EXERCISE INSTRUCTIONS |
a) In the passage about a Texas judge's homemade parking signs, replace "illegal signs" with "unauthorized signs" and reproduce the section starting at "So Meyers didn’t" and ending at "repeats the offence.".
b) Supply the next part of the passage about a Texas judge's homemade parking signs, continuing from its final sentence.

DOCUMENT EXTRACT |
__________________________________________________
In Texas, you can make your own parking signs and share them with your neighbors and totally get away with it, at least that’s how it looks. Texas Court of Criminal Appeals Judge Larry Meyers tried it out and suffered no consequences besides a warning from enforcement officers and probable embarrassment at the hands of the media.
Installing a parking or traffic sign on a public street without permission is a violation of a city ordinance, City Attorney Sarah Fullenwider said Monday. City officers first warned Meyers and gave him until Thursday to take them down, Bennett said, but then went ahead and removed the signs.
So Meyers didn’t even have to take down the illegal signs himself – enforcement officers did it for him, reports star-telegram.com. Parking Code Compliance Director Brandon Bennett said Meyers will be cited if he repeats the offence.
__________________________________________________
EXTRACTED INFORMATION |
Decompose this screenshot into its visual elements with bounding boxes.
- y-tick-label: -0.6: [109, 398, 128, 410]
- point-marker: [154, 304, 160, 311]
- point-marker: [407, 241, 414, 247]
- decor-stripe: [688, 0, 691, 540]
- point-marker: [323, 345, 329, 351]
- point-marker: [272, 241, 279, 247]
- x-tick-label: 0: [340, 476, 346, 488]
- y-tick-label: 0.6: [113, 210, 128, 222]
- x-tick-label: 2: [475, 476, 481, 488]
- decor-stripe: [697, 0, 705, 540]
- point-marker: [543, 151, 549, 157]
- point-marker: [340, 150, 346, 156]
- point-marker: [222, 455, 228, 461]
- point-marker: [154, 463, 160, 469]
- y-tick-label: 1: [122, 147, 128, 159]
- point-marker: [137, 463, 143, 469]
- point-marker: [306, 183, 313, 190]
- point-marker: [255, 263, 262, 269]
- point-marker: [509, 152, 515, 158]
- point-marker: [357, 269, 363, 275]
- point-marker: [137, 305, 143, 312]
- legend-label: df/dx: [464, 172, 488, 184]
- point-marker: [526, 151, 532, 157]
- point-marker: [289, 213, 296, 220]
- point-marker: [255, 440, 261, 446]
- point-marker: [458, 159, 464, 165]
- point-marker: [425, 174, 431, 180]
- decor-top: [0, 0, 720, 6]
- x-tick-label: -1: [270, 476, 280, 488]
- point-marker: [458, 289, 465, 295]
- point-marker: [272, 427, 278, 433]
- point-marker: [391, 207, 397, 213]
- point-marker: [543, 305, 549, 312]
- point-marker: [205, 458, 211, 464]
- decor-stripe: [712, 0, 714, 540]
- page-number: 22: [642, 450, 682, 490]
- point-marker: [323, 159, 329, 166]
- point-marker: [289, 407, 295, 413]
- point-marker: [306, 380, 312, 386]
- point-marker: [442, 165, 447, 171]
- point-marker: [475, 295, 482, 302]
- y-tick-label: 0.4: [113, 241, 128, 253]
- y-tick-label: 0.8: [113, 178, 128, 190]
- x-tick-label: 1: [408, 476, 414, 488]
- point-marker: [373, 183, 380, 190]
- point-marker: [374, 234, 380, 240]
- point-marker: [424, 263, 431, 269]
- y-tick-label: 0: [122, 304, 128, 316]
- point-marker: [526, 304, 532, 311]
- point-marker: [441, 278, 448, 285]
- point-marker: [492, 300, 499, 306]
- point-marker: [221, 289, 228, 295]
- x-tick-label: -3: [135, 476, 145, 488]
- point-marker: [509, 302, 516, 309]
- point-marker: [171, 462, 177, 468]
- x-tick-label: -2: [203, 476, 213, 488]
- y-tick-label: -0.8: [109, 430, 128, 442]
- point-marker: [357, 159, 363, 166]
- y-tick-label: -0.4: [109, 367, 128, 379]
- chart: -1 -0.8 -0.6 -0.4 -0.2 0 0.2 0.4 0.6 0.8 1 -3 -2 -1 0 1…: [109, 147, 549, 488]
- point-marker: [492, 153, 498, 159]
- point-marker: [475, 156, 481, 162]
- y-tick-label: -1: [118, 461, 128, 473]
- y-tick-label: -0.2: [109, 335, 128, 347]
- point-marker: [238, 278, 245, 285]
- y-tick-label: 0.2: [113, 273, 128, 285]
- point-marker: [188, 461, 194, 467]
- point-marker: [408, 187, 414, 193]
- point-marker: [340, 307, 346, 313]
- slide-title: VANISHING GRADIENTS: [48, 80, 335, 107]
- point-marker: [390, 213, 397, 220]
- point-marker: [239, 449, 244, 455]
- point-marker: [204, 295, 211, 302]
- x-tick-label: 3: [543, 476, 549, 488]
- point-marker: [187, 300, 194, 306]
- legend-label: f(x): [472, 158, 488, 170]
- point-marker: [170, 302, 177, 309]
__________________________________________________
RESPONSES PER TASK |
a)
So Meyers didn’t even have to take down the unauthorized signs himself – enforcement officers did it for him, reports star-telegram.com. Parking Code Compliance Director Brandon Bennett said Meyers will be cited if he repeats the offence.

b)
Meyers has been a judge in Texas since 1992, so it’s hard to believe he doesn’t know anything about the legal preliminaries of the installation of street signs. He claims the signs were needed because Texas Christian University students are parking in his neighborhood.
The eight commercially made signs warned, “No parking anytime,” “Tow-away zone” and “Resident parking only,” but lacked identifying city tags on the back.
As far as politics go, this might not have been Meyers’ best idea. He’s the only statewide democrat in office in Texas and is running for reelection this year. His neighborhood homeowner’s association isn’t supporting his actions and his opponent is enthusiastically using the incident against him in her campaign.
Read the article here.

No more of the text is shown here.